- _YOUR GOAL_
State only the number of lines that contain the string "lava".

Data entries for graphics
++++++++
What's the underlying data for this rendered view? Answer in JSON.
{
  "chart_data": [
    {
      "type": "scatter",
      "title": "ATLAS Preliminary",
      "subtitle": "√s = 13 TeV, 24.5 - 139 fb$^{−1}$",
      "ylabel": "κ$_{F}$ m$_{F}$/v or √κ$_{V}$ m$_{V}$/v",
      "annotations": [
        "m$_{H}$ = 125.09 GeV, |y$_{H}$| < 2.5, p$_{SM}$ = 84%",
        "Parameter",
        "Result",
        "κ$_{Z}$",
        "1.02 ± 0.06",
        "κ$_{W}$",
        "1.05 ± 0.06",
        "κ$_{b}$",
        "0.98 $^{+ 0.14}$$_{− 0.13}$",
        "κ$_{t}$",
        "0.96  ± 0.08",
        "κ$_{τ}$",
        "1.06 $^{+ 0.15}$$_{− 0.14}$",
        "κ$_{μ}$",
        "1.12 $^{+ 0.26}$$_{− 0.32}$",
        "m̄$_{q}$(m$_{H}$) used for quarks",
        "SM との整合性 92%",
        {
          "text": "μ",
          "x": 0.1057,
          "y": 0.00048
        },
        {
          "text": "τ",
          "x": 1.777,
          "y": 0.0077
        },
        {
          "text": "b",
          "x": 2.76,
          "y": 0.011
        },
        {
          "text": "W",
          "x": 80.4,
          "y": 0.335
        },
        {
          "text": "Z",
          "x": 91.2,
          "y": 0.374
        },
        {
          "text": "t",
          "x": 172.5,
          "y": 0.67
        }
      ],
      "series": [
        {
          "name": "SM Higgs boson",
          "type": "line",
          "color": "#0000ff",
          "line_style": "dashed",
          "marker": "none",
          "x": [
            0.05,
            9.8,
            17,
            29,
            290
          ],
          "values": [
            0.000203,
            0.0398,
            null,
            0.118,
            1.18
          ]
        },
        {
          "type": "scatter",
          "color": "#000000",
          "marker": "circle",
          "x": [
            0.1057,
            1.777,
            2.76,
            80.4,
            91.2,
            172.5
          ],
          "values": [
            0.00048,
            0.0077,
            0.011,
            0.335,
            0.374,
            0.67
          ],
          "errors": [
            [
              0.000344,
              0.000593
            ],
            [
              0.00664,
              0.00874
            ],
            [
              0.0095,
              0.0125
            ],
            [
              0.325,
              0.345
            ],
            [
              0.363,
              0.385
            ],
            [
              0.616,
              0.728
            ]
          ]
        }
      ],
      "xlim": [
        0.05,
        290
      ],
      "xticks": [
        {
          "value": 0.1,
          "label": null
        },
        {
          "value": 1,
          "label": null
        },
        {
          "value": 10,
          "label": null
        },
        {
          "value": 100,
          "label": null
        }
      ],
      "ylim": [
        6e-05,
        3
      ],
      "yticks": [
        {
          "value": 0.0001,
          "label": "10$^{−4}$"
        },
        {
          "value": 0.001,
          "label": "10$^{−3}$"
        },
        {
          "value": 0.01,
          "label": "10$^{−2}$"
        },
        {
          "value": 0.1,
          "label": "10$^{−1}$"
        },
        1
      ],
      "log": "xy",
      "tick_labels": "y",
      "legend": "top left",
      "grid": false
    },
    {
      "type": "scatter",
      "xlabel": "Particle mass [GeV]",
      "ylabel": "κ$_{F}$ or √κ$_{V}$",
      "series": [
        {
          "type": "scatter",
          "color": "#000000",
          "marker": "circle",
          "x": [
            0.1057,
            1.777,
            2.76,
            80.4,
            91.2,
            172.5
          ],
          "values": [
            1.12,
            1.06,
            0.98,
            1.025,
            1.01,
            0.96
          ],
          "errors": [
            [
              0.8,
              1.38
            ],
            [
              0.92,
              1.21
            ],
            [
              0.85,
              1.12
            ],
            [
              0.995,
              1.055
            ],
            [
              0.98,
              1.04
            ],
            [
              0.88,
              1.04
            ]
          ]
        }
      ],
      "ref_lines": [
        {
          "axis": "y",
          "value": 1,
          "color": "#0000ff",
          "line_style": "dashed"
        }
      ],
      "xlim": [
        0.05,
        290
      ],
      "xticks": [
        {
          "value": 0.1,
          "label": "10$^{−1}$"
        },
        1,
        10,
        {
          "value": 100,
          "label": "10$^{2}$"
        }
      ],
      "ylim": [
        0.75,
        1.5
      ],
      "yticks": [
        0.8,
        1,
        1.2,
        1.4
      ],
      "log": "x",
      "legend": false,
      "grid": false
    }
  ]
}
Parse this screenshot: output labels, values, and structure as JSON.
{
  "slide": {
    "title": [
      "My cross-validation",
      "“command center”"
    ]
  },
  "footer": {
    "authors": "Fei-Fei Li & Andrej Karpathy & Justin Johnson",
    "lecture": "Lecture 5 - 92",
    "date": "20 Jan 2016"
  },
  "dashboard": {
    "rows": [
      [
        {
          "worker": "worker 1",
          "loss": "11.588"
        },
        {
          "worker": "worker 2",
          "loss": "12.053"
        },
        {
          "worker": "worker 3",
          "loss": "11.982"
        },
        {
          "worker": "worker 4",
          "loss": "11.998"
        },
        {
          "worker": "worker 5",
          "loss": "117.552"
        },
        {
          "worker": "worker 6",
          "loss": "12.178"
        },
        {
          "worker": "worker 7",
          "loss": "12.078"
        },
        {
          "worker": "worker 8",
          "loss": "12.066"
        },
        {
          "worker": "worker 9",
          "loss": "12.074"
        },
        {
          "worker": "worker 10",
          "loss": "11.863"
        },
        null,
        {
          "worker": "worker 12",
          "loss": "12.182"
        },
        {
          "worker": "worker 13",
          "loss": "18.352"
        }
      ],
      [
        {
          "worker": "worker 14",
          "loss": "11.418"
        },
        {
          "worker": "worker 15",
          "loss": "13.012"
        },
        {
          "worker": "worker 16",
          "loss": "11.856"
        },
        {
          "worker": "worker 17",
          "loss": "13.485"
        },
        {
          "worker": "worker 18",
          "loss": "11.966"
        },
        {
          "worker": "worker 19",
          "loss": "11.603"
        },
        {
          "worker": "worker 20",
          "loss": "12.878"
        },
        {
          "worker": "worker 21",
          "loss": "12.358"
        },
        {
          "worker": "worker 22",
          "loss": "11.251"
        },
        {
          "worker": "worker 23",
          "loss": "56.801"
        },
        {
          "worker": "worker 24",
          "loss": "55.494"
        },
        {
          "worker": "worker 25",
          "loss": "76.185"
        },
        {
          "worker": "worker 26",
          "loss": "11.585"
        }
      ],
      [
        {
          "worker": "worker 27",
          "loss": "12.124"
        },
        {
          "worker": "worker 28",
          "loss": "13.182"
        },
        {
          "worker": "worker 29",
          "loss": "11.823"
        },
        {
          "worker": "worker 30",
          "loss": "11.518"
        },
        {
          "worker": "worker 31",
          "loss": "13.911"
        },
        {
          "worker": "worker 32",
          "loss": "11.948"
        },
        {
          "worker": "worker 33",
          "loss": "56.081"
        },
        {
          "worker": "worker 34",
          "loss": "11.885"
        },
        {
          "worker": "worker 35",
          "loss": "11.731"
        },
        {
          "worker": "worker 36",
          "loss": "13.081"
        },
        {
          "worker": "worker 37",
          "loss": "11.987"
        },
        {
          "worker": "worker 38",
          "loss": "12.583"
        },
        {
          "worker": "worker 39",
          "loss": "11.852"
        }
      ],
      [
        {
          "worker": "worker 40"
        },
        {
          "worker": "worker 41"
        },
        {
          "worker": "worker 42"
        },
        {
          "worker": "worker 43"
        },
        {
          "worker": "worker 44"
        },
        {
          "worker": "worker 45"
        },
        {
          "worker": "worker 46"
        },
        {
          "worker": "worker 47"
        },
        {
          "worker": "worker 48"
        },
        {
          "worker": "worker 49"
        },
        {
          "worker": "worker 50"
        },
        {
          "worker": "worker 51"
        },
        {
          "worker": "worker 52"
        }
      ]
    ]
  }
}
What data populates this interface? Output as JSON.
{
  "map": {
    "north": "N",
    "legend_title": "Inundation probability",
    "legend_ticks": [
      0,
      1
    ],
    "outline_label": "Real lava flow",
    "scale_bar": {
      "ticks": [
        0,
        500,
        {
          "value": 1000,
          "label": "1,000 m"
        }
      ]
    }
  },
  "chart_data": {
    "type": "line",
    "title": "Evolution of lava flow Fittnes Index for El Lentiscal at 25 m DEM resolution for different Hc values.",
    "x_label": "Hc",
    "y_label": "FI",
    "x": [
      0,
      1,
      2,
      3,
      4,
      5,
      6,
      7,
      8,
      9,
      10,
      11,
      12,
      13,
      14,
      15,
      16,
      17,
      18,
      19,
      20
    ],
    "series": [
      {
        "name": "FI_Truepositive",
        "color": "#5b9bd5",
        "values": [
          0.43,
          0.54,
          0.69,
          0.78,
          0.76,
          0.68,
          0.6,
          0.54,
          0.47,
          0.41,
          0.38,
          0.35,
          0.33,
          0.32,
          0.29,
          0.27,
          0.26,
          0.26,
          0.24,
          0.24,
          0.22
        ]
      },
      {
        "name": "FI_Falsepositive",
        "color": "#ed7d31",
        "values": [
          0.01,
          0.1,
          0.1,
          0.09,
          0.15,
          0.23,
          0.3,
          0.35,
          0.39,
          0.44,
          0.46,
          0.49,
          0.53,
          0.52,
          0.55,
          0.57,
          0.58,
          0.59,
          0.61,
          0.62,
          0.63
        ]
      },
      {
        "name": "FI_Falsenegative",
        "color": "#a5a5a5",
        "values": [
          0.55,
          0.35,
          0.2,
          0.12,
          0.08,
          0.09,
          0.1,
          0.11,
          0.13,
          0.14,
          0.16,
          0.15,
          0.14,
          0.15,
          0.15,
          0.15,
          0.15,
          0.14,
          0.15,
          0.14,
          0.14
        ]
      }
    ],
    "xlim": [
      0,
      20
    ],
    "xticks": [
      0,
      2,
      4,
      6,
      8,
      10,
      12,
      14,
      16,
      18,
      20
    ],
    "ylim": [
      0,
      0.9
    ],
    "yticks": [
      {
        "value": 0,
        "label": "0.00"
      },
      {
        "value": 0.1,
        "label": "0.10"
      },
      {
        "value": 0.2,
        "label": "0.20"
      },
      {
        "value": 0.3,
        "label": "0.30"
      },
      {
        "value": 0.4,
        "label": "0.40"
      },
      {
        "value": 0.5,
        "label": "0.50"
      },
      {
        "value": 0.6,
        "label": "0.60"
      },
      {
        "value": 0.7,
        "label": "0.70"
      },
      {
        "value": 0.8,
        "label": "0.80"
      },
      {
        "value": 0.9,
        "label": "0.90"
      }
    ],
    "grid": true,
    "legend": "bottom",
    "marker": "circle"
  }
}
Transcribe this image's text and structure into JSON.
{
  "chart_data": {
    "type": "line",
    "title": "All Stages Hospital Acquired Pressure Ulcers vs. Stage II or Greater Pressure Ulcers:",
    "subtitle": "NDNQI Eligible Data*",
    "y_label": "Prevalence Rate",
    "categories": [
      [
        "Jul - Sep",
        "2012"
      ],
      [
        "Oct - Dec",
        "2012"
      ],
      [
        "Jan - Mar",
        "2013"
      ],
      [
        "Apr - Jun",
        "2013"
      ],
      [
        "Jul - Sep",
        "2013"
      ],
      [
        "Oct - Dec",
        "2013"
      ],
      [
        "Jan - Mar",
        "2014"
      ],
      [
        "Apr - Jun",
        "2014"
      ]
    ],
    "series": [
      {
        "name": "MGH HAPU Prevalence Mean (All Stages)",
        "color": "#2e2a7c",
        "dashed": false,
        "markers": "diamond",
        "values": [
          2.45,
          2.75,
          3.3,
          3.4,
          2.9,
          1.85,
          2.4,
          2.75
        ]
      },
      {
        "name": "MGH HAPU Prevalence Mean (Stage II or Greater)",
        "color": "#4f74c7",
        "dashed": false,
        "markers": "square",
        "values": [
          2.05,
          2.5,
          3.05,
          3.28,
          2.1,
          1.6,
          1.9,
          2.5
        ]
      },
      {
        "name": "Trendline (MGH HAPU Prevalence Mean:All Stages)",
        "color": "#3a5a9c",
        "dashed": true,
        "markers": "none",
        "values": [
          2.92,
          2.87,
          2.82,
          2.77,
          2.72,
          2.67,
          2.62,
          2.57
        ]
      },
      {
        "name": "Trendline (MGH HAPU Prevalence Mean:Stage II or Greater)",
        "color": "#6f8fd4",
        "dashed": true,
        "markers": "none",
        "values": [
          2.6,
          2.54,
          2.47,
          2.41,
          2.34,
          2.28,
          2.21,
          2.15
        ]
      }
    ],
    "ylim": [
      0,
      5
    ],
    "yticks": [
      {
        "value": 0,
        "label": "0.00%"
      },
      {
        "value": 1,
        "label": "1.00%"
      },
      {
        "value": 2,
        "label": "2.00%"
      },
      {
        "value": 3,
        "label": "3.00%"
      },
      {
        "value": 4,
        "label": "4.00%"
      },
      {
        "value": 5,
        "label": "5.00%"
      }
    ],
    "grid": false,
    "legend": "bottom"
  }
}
++++++++
- _TASK RESPONSE_
2